>> start
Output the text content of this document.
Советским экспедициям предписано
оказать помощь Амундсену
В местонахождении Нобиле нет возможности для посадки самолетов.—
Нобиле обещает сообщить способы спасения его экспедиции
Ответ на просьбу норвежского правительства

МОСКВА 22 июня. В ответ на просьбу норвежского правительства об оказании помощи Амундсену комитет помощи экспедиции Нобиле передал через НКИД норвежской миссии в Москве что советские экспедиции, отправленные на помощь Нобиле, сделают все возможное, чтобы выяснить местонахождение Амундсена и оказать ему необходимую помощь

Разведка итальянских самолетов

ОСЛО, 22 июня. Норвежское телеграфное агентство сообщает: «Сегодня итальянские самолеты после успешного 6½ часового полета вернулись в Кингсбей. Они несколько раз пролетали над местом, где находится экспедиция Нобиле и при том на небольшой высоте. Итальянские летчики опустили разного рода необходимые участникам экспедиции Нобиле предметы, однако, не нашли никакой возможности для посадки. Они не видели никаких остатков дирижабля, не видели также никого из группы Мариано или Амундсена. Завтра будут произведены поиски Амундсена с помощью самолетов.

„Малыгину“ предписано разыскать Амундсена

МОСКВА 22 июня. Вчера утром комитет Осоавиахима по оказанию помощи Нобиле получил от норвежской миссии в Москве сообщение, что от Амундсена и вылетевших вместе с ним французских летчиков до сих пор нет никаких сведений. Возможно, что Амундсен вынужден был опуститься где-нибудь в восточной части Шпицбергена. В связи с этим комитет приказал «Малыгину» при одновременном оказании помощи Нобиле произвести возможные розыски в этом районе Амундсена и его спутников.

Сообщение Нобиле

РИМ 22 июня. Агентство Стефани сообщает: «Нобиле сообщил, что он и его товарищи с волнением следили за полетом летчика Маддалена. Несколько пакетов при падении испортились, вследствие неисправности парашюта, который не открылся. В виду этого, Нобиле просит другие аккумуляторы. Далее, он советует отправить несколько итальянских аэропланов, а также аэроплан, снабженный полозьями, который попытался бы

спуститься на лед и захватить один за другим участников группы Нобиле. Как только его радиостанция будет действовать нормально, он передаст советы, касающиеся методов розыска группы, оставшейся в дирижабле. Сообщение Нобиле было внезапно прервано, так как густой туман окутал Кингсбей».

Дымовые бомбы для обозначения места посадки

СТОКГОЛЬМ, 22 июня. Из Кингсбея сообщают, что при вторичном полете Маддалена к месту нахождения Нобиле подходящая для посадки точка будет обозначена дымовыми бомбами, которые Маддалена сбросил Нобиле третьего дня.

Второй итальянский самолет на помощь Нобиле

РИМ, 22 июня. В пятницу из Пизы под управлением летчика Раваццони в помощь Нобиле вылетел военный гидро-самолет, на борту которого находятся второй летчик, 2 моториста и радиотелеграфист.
>> end
Task details:
Look through the material above and pick out each line holding the word "помощи".

Task solution:
МОСКВА 22 июня. В ответ на просьбу норвежского правительства об оказании помощи Амундсену комитет помощи экспедиции Нобиле передал через НКИД норвежской миссии в Москве что советские экспедиции, отправленные на помощь Нобиле, сделают все возможное, чтобы выяснить местонахождение Амундсена и оказать ему необходимую помощь
МОСКВА 22 июня. Вчера утром комитет Осоавиахима по оказанию помощи Нобиле получил от норвежской миссии в Москве сообщение, что от Амундсена и вылетевших вместе с ним французских летчиков до сих пор нет никаких сведений. Возможно, что Амундсен вынужден был опуститься где-нибудь в восточной части Шпицбергена. В связи с этим комитет приказал «Малыгину» при одновременном оказании помощи Нобиле произвести возможные розыски в этом районе Амундсена и его спутников.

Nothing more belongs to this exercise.